*Page excerpt*:
-------------------------
Hey @JMeybohm, looking to get a little more information on what happened and what sort of mitigation you have in mind. Is the ultimate goal to monitor conditions on the mobile services backend, the app, or both? I assume by "starting this task on the mobile apps side", you mean detecting if the mobile app homepage fails to load (whether or not the server returns a timeout status or whatever)? Is there an existing strategy for logging runtime errors from the mobile apps?

I don't have anything particular in mind. I think the problem we should try to solve is that nobody was aware that the mobile app had issues during the outage. AIUI that lead to the assumption that the very low (in terms of rps) number of timing out requests is not critical.
As I don't really know the architecture and involved services for the mobile apps content, I thought it would be good to start the discussion here. The outcome could very well be, that wikifeeds/termbox need more/better alerting (or just alerts that get paged) because the mobile app critically relies on them (that's what I meant with "starting on the mobile apps side"). Sorry for not being very clear with this.

Adding #Product-Infrastructure-Team-Backlog as Better Use Of Data/Product-Data-Infrastructure project tags got archived, so this open task has an active project tag and can be found.

MSantos renamed this task from Monitoring/Alerting for Wikipedia mobile app errors to Monitoring/Alerting for Wikipedia mobile app errors due to timeouts in wikifeeds.Sep 10 2021, 2:09 PM
MSantos removed a project: Mobile-Content-Service.

A couple of notes around this ticket:

  • The endpoint monitoring tests (service-checker) couldn't/can't spot this kind of issue that happened specifically for internal connections. AFAIK service-checker will use the swagger spec to run the tests without passing through restbase. cc/ @Pchelolo and @Clarakosi to correct me in case I'm wrong.
  • mobileapps (Page Content Service) does not rely on wikifeeds. The apps (Android / iOS) on the other hand query wikifeeds directly, but they go through restbase.

Maybe it's an opportunity to restore these tests in restbase? https://github.com/wikimedia/restbase/blame/ecef17bda6f4efc0d6e187fb05b1eeb389bf7120/v1/feed.yaml#L52

Removing inactive assignee from this open task. (Please update assignees on open tasks after offboarding. Thanks.)
-------------------------
[Element location listings]

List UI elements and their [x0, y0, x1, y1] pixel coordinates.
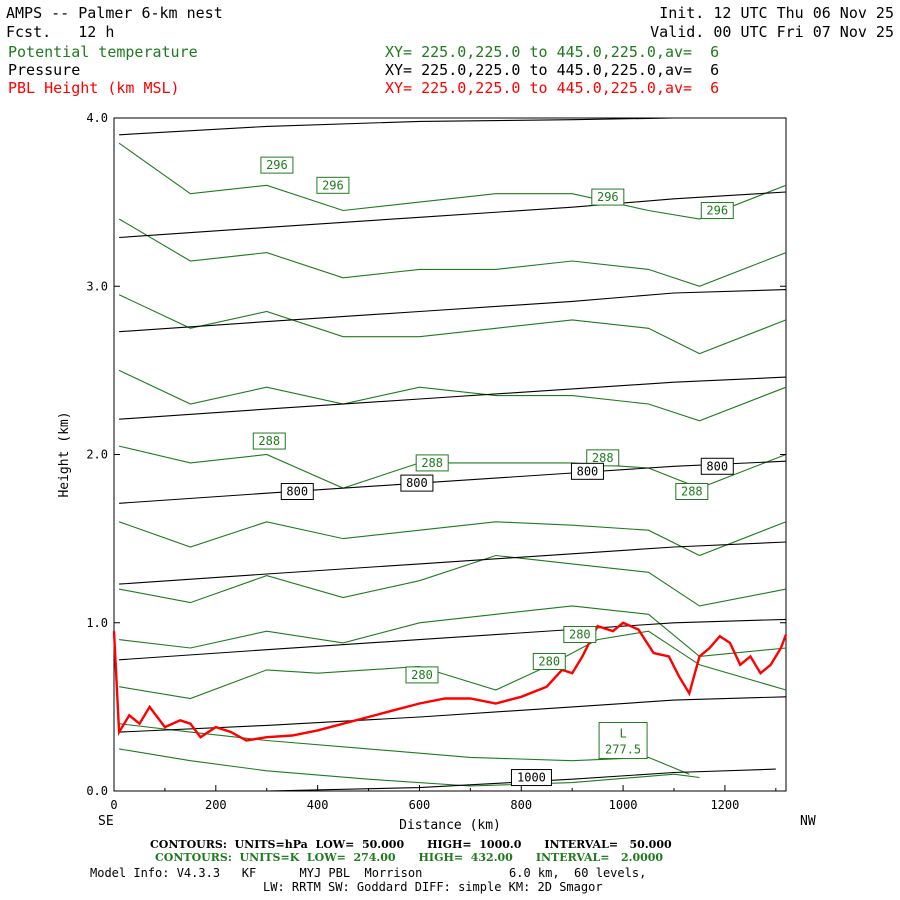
- left-end-label: SE: [98, 814, 114, 829]
- isobar-line-900: [119, 618, 787, 661]
- right-end-label: NW: [800, 814, 816, 829]
- contour-labels: 296 296 296 296 288 288 288 288 280 280 280 800 800 8…: [252, 156, 734, 787]
- theta-line-290: [118, 369, 787, 422]
- theta-label-4: 288: [258, 434, 280, 448]
- theta-label-3: 296: [706, 204, 728, 218]
- isobar-line-1000: [119, 768, 776, 792]
- legend-pressure-xy: XY= 225.0,225.0 to 445.0,225.0,av= 6: [385, 61, 720, 79]
- theta-label-10: 280: [569, 628, 591, 642]
- y-tick-label-0.0: 0.0: [86, 784, 108, 798]
- isobar-line-650: [119, 191, 787, 239]
- footer-contours-theta: CONTOURS: UNITS=K LOW= 274.00 HIGH= 432.…: [155, 851, 664, 864]
- theta-label-8-box: [405, 666, 439, 684]
- x-tick-label-1000: 1000: [609, 798, 638, 812]
- low-label-value: 277.5: [605, 743, 641, 757]
- plot-frame: [113, 117, 787, 792]
- theta-line-276: [119, 748, 700, 787]
- theta-line-282: [119, 605, 787, 657]
- theta-line-284: [118, 554, 787, 607]
- theta-label-9: 280: [538, 654, 560, 668]
- y-axis-label: Height (km): [57, 411, 72, 497]
- isobar-label-4-box: [510, 769, 552, 787]
- theta-line-280: [119, 630, 787, 700]
- x-tick-label-1200: 1200: [710, 798, 739, 812]
- theta-label-10-box: [563, 626, 597, 644]
- footer-physics: LW: RRTM SW: Goddard DIFF: simple KM: 2D…: [263, 880, 603, 894]
- isobar-line-800: [119, 460, 787, 504]
- theta-label-2-box: [591, 188, 625, 206]
- theta-line-294: [118, 218, 787, 287]
- theta-label-1-box: [316, 176, 350, 194]
- y-tick-label-1.0: 1.0: [86, 616, 108, 630]
- isobar-label-1: 800: [406, 476, 428, 490]
- isobar-line-750: [119, 376, 787, 420]
- theta-line-286: [118, 521, 787, 557]
- y-tick-label-4.0: 4.0: [86, 111, 108, 125]
- legend-pbl-xy: XY= 225.0,225.0 to 445.0,225.0,av= 6: [385, 79, 720, 97]
- isobar-line-700: [119, 289, 787, 333]
- theta-isentropes: [118, 142, 787, 787]
- low-label-letter: L: [619, 727, 626, 741]
- x-axis-label: Distance (km): [399, 818, 501, 833]
- pbl-height-line: [112, 621, 788, 742]
- legend-theta-xy: XY= 225.0,225.0 to 445.0,225.0,av= 6: [385, 43, 720, 61]
- theta-line-288: [118, 445, 787, 489]
- isobar-label-2-box: [570, 462, 604, 480]
- isobar-label-0-box: [280, 483, 314, 501]
- x-tick-label-0: 0: [110, 798, 117, 812]
- valid-time: Valid. 00 UTC Fri 07 Nov 25: [650, 23, 894, 41]
- theta-label-0: 296: [266, 158, 288, 172]
- isobar-label-3-box: [700, 457, 734, 475]
- isobar-label-3: 800: [706, 459, 728, 473]
- theta-label-1: 296: [322, 178, 344, 192]
- legend-pbl-name: PBL Height (km MSL): [8, 79, 180, 97]
- x-tick-label-800: 800: [510, 798, 532, 812]
- pbl-height-series: [112, 621, 788, 742]
- theta-label-2: 296: [597, 190, 619, 204]
- theta-label-5-box: [415, 454, 449, 472]
- plot-title: AMPS -- Palmer 6-km nest: [6, 4, 223, 22]
- forecast-hour: Fcst. 12 h: [6, 23, 115, 41]
- isobar-label-1-box: [400, 474, 434, 492]
- legend-pressure-name: Pressure: [8, 61, 81, 79]
- x-tick-label-400: 400: [307, 798, 329, 812]
- theta-label-7: 288: [681, 485, 703, 499]
- theta-label-4-box: [252, 432, 286, 450]
- axes: 0 200 400 600 800 1000 1200 0.0 1.0 2.0 3.0 4.0 SE NW…: [57, 111, 816, 833]
- y-tick-label-2.0: 2.0: [86, 448, 108, 462]
- footer-model-info: Model Info: V4.3.3 KF MYJ PBL Morrison 6…: [90, 866, 647, 880]
- isobar-label-4: 1000: [517, 771, 546, 785]
- theta-label-3-box: [700, 202, 734, 220]
- theta-label-6: 288: [592, 451, 614, 465]
- isobar-line-950: [119, 696, 787, 733]
- legend-theta-name: Potential temperature: [8, 43, 198, 61]
- theta-label-0-box: [260, 156, 294, 174]
- low-label-box: [598, 722, 648, 760]
- isobar-line-850: [119, 541, 787, 585]
- theta-label-5: 288: [421, 456, 443, 470]
- theta-line-292: [118, 294, 787, 355]
- footer-contours-pressure: CONTOURS: UNITS=hPa LOW= 50.000 HIGH= 10…: [150, 838, 672, 851]
- y-tick-label-3.0: 3.0: [86, 279, 108, 293]
- pressure-isobars: [119, 117, 787, 792]
- x-tick-label-600: 600: [409, 798, 431, 812]
- theta-label-7-box: [675, 483, 709, 501]
- isobar-line-600: [119, 117, 786, 136]
- init-time: Init. 12 UTC Thu 06 Nov 25: [659, 4, 894, 22]
- x-tick-label-200: 200: [205, 798, 227, 812]
- theta-label-8: 280: [411, 668, 433, 682]
- isobar-label-2: 800: [577, 464, 599, 478]
- theta-label-9-box: [532, 652, 566, 670]
- isobar-label-0: 800: [286, 485, 308, 499]
- theta-line-296: [118, 142, 787, 220]
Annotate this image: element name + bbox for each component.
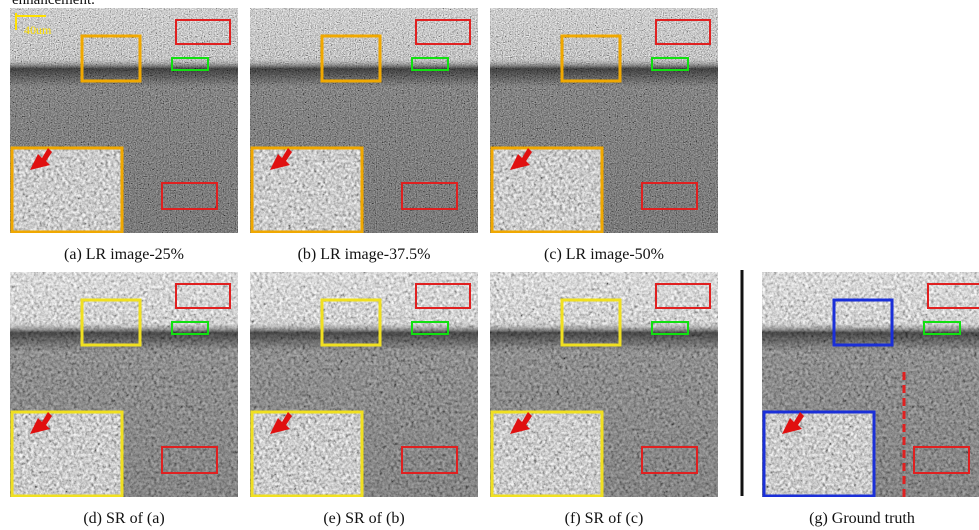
- inset-texture: [12, 148, 122, 232]
- inset-texture: [252, 412, 362, 496]
- image: 40um: [10, 8, 238, 233]
- panel-caption: (c) LR image-50%: [544, 246, 664, 263]
- image: [10, 272, 238, 497]
- panel-caption: (a) LR image-25%: [64, 246, 184, 263]
- image-panel: (e) SR of (b): [250, 272, 478, 527]
- inset-texture: [492, 412, 602, 496]
- panel-caption: (f) SR of (c): [565, 510, 644, 527]
- scale-label: 40um: [24, 23, 52, 37]
- panel-caption: (e) SR of (b): [323, 510, 404, 527]
- image-panel: (f) SR of (c): [490, 272, 718, 527]
- image-panel: (b) LR image-37.5%: [250, 8, 478, 263]
- figure: enhancement. 40um (a) LR image-25% (b) LR …: [0, 0, 979, 530]
- image-panel: (g) Ground truth: [762, 272, 979, 527]
- inset-texture: [252, 148, 362, 232]
- image: [250, 272, 478, 497]
- image: [250, 8, 478, 233]
- image-panel: (c) LR image-50%: [490, 8, 718, 263]
- inset-texture: [764, 412, 874, 496]
- image-panel: 40um (a) LR image-25%: [10, 8, 238, 263]
- image: [490, 8, 718, 233]
- image: [490, 272, 718, 497]
- image: [762, 272, 979, 497]
- inset-texture: [492, 148, 602, 232]
- panel-caption: (d) SR of (a): [83, 510, 164, 527]
- image-panel: (d) SR of (a): [10, 272, 238, 527]
- header-text: enhancement.: [12, 0, 95, 8]
- panel-caption: (g) Ground truth: [809, 510, 915, 527]
- inset-texture: [12, 412, 122, 496]
- panel-caption: (b) LR image-37.5%: [298, 246, 431, 263]
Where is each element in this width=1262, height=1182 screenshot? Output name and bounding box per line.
-------------------------
*The tasks*:
**A)** Repeat the passage of the monitoring thread between "Hey @JMeybohm, looking" and "is not critical.", inclusive.
**B)** Reproduce the lines of the listings between the lines holding "- inset-texture: [12, 148, 122, 232]" and "- panel-caption: (e)", inclusive.
The monitoring thread and the listings have no connection to each other.

*Exercise solutions*:
**A)**
Hey @JMeybohm, looking to get a little more information on what happened and what sort of mitigation you have in mind. Is the ultimate goal to monitor conditions on the mobile services backend, the app, or both? I assume by "starting this task on the mobile apps side", you mean detecting if the mobile app homepage fails to load (whether or not the server returns a timeout status or whatever)? Is there an existing strategy for logging runtime errors from the mobile apps?

I don't have anything particular in mind. I think the problem we should try to solve is that nobody was aware that the mobile app had issues during the outage. AIUI that lead to the assumption that the very low (in terms of rps) number of timing out requests is not critical.

**B)**
- inset-texture: [12, 148, 122, 232]
- inset-texture: [252, 412, 362, 496]
- image: 40um: [10, 8, 238, 233]
- panel-caption: (c) LR image-50%: [544, 246, 664, 263]
- image: [10, 272, 238, 497]
- panel-caption: (a) LR image-25%: [64, 246, 184, 263]
- image-panel: (e) SR of (b): [250, 272, 478, 527]
- inset-texture: [492, 412, 602, 496]
- panel-caption: (f) SR of (c): [565, 510, 644, 527]
- scale-label: 40um: [24, 23, 52, 37]
- panel-caption: (e) SR of (b): [323, 510, 404, 527]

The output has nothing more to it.